:: Page transcription dataset items ::
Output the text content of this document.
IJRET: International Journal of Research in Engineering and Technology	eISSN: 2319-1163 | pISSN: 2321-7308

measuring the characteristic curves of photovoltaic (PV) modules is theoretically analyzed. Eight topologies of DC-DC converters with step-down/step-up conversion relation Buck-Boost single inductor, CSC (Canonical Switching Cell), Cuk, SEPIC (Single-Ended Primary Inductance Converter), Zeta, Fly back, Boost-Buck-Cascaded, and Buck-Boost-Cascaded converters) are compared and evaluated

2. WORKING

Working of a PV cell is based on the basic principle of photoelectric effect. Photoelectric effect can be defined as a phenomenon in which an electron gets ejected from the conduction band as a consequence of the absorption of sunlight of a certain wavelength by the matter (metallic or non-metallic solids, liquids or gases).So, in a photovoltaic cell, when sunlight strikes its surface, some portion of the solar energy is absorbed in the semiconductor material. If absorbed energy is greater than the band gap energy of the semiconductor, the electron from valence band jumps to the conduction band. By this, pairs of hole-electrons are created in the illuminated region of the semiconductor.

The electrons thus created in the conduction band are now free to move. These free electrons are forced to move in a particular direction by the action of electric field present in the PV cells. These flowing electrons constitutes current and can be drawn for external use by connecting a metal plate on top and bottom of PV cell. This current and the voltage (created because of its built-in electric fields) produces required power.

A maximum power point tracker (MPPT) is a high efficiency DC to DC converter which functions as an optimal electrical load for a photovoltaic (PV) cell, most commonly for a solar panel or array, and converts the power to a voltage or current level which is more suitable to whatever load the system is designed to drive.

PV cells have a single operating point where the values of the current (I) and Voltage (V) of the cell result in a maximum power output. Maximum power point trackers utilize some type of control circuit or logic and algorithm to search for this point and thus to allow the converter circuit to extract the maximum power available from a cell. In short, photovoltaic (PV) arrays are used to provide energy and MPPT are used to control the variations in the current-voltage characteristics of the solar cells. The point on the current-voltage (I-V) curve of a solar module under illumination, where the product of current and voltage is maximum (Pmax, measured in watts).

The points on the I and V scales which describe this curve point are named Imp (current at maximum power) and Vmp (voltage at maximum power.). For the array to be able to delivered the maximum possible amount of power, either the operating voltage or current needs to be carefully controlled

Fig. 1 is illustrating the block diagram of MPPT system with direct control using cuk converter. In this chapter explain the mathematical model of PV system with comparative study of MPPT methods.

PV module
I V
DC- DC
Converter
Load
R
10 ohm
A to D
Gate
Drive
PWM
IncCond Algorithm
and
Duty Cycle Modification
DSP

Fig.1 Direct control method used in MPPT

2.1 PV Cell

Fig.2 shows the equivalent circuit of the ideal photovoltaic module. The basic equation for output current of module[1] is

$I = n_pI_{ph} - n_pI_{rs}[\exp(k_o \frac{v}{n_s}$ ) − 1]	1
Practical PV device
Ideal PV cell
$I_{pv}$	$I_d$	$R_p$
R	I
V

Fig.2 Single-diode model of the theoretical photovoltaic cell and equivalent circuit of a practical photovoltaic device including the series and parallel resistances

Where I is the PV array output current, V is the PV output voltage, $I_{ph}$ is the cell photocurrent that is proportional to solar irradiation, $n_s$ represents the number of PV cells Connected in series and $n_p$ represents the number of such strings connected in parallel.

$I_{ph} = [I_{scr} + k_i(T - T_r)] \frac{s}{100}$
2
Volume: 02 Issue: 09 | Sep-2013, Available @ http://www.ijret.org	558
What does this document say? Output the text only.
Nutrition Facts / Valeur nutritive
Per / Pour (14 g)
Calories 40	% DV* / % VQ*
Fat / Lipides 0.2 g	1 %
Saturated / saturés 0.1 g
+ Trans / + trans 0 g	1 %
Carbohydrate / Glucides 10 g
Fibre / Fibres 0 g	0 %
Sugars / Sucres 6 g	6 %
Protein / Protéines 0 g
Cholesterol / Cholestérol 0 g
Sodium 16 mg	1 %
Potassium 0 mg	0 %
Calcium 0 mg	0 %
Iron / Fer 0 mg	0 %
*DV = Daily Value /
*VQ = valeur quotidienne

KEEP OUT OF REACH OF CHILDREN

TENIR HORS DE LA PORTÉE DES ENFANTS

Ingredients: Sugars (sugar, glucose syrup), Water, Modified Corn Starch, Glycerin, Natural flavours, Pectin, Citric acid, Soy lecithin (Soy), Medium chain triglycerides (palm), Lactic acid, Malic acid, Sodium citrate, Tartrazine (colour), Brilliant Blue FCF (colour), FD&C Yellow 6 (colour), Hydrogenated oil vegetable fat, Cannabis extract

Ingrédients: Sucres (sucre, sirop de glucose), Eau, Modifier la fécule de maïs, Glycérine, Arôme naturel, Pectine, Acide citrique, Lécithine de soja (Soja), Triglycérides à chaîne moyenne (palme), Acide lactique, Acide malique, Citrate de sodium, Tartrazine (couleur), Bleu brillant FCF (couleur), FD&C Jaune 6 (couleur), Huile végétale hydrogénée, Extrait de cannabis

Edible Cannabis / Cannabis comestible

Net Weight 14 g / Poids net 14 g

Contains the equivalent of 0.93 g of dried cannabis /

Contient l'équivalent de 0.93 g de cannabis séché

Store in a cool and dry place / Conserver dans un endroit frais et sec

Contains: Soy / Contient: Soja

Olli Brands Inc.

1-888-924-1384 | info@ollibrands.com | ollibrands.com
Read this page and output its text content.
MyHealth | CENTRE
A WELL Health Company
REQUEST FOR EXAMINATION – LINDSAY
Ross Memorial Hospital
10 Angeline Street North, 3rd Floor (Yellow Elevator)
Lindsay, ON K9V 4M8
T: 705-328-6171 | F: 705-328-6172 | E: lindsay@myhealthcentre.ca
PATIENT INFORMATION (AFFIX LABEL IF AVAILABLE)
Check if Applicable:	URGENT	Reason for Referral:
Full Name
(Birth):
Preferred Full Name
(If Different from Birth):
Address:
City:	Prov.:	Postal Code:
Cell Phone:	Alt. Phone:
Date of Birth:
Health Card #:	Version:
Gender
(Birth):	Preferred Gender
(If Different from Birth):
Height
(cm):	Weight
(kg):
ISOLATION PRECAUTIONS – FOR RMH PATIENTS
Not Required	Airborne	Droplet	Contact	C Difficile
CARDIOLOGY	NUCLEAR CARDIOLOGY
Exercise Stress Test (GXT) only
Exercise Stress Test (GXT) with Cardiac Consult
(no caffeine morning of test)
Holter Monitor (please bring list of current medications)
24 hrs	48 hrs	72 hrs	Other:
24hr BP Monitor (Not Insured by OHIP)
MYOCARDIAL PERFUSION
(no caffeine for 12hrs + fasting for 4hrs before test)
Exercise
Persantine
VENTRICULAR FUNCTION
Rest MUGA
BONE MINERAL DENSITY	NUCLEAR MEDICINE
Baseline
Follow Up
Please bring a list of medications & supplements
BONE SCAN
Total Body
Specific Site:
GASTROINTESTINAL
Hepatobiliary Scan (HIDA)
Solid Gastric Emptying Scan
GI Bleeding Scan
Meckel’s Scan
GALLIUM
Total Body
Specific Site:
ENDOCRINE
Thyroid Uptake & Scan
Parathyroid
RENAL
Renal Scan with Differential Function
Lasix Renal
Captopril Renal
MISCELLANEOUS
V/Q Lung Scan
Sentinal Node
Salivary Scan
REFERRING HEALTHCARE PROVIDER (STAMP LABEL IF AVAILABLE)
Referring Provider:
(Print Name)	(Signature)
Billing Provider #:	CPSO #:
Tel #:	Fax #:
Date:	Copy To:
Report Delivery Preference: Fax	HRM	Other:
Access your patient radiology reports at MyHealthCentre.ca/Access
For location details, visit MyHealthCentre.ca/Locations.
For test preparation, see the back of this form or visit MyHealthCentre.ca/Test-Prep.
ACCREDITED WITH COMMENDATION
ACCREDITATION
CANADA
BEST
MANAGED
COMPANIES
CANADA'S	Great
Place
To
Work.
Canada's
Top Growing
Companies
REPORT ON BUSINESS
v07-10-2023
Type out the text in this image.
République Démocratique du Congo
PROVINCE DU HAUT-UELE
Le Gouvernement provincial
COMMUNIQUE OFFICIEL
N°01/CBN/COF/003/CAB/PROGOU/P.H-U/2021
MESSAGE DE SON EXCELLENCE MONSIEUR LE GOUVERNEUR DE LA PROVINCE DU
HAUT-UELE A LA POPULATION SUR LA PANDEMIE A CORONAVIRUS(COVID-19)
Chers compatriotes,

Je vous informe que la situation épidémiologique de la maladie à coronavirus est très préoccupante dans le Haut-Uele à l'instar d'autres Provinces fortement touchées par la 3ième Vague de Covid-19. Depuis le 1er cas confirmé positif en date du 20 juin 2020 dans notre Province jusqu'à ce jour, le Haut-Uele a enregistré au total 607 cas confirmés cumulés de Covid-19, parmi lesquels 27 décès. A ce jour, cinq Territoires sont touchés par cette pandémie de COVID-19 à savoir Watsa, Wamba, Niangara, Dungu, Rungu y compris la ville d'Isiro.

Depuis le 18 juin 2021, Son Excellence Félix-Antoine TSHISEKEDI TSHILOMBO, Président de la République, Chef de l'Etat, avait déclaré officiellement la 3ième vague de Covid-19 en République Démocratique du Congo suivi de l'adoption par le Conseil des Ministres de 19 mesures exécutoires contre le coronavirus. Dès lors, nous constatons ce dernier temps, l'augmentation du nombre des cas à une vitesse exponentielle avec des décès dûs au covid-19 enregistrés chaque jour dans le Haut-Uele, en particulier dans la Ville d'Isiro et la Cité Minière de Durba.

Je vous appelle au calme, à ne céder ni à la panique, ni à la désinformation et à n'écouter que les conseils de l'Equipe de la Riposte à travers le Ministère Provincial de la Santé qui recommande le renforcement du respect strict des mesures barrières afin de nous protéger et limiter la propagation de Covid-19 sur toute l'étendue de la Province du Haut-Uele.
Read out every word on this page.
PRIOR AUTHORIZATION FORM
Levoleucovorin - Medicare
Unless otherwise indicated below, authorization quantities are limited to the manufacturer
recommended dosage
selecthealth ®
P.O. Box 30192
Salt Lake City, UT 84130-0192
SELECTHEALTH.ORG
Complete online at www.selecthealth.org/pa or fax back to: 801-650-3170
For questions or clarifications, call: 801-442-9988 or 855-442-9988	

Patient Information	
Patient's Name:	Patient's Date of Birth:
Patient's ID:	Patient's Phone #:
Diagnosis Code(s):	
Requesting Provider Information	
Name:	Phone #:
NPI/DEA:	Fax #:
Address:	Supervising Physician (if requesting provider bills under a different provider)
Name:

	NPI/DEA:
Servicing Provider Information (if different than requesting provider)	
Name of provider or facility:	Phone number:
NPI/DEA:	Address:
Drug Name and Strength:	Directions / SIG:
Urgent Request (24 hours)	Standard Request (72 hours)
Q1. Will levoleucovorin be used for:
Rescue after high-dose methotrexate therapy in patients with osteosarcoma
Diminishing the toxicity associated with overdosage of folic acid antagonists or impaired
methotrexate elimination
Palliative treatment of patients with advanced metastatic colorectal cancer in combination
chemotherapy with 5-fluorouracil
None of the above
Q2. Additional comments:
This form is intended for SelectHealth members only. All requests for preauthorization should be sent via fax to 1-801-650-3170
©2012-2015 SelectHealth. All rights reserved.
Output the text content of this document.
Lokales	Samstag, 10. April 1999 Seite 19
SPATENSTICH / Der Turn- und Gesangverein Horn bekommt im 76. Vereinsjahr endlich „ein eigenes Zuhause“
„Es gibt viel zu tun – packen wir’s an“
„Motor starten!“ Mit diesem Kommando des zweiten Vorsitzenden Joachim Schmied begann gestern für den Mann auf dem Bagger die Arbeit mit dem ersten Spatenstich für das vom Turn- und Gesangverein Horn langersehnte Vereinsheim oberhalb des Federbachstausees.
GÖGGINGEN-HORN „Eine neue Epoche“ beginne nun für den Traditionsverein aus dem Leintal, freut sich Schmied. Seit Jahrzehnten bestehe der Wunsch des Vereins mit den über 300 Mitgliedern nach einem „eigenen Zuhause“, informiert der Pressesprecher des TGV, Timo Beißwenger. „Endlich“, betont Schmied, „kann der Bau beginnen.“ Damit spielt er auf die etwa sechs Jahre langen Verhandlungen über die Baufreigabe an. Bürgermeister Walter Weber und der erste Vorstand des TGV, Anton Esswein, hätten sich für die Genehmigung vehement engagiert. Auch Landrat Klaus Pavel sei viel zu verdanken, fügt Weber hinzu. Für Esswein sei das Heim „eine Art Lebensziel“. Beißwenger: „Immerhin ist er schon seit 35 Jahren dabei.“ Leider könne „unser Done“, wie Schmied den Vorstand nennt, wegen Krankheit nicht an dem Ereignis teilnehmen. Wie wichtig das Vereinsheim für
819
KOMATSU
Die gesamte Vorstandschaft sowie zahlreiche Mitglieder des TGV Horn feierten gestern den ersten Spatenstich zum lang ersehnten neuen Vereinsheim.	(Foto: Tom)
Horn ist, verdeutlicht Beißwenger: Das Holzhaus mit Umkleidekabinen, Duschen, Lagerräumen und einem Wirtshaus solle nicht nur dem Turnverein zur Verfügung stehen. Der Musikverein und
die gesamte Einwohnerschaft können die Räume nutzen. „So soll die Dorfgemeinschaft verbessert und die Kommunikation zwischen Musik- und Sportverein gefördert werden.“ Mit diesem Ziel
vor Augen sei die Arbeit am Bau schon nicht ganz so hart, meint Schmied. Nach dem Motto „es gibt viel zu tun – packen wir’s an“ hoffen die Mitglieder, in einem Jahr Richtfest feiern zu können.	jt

:: Your instructions ::
Look through the records for the string "equivalent". Copy every line that has it.

:: Worked solution ::
Fig.2 shows the equivalent circuit of the ideal photovoltaic module. The basic equation for output current of module[1] is
Fig.2 Single-diode model of the theoretical photovoltaic cell and equivalent circuit of a practical photovoltaic device including the series and parallel resistances
Contains the equivalent of 0.93 g of dried cannabis /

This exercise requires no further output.